──────── Excerpted data
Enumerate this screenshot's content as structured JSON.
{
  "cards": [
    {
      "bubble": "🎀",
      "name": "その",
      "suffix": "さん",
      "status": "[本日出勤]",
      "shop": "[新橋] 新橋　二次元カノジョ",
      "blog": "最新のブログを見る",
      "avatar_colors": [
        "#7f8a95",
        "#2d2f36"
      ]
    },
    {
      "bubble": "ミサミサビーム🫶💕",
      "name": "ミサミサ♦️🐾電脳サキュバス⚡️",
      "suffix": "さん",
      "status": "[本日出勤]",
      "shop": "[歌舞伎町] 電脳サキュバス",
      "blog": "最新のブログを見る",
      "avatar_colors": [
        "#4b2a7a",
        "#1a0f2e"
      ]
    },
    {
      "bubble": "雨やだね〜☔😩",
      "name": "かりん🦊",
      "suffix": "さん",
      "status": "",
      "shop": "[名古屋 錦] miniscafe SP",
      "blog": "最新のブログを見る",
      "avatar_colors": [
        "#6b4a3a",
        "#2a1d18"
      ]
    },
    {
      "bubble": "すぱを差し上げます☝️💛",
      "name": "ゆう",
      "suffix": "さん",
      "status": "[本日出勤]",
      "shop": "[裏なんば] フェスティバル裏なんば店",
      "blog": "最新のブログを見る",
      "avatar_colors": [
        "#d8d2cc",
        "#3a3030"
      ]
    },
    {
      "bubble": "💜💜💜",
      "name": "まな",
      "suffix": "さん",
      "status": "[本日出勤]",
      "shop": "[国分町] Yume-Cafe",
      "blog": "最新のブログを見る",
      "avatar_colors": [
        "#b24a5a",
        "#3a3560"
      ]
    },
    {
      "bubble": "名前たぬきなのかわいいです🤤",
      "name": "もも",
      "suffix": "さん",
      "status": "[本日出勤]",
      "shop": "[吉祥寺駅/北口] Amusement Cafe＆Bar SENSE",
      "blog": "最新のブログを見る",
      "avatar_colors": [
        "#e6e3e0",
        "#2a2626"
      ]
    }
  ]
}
────────────────
- Exercise aim -
Filter the entries above down to the lines containing the word "shop".

- Output below -
      "shop": "[新橋] 新橋　二次元カノジョ",
      "shop": "[歌舞伎町] 電脳サキュバス",
      "shop": "[名古屋 錦] miniscafe SP",
      "shop": "[裏なんば] フェスティバル裏なんば店",
      "shop": "[国分町] Yume-Cafe",
      "shop": "[吉祥寺駅/北口] Amusement Cafe＆Bar SENSE",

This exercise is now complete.